(Beginning of Records to process)
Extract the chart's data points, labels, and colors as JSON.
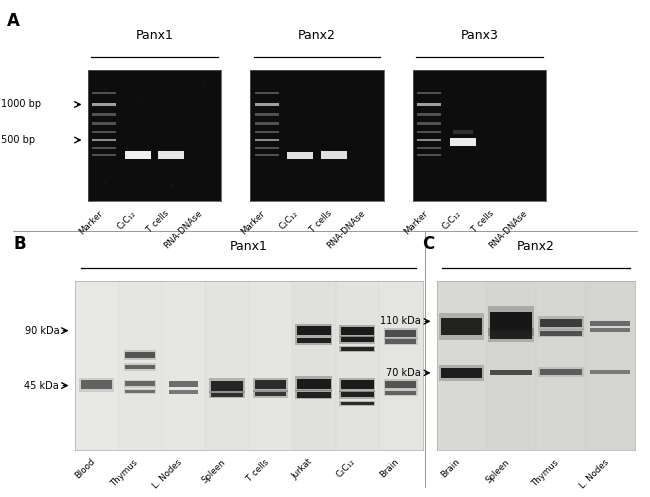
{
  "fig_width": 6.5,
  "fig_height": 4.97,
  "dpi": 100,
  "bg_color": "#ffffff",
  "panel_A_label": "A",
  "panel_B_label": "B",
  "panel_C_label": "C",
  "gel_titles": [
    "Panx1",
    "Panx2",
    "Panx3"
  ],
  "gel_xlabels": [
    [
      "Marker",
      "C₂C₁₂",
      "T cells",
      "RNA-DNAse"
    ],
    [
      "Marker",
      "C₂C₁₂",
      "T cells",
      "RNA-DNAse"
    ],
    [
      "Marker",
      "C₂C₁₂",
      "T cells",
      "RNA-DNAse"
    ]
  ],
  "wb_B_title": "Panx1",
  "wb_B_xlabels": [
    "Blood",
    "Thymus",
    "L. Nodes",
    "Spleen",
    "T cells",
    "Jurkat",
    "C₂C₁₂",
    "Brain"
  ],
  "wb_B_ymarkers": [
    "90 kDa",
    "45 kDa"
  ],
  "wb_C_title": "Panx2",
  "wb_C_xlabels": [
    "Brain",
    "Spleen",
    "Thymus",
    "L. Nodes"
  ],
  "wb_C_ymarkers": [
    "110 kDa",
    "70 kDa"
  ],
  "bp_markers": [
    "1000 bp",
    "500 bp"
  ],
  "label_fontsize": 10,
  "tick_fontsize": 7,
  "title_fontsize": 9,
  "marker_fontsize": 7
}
(End of Records to process)
The problem: Output the complete listing exactly as it appears, except for the images.

Answer area:
Extract the chart's data points, labels, and colors as JSON.
{
  "fig_width": 6.5,
  "fig_height": 4.97,
  "dpi": 100,
  "bg_color": "#ffffff",
  "panel_A_label": "A",
  "panel_B_label": "B",
  "panel_C_label": "C",
  "gel_titles": [
    "Panx1",
    "Panx2",
    "Panx3"
  ],
  "gel_xlabels": [
    [
      "Marker",
      "C₂C₁₂",
      "T cells",
      "RNA-DNAse"
    ],
    [
      "Marker",
      "C₂C₁₂",
      "T cells",
      "RNA-DNAse"
    ],
    [
      "Marker",
      "C₂C₁₂",
      "T cells",
      "RNA-DNAse"
    ]
  ],
  "wb_B_title": "Panx1",
  "wb_B_xlabels": [
    "Blood",
    "Thymus",
    "L. Nodes",
    "Spleen",
    "T cells",
    "Jurkat",
    "C₂C₁₂",
    "Brain"
  ],
  "wb_B_ymarkers": [
    "90 kDa",
    "45 kDa"
  ],
  "wb_C_title": "Panx2",
  "wb_C_xlabels": [
    "Brain",
    "Spleen",
    "Thymus",
    "L. Nodes"
  ],
  "wb_C_ymarkers": [
    "110 kDa",
    "70 kDa"
  ],
  "bp_markers": [
    "1000 bp",
    "500 bp"
  ],
  "label_fontsize": 10,
  "tick_fontsize": 7,
  "title_fontsize": 9,
  "marker_fontsize": 7
}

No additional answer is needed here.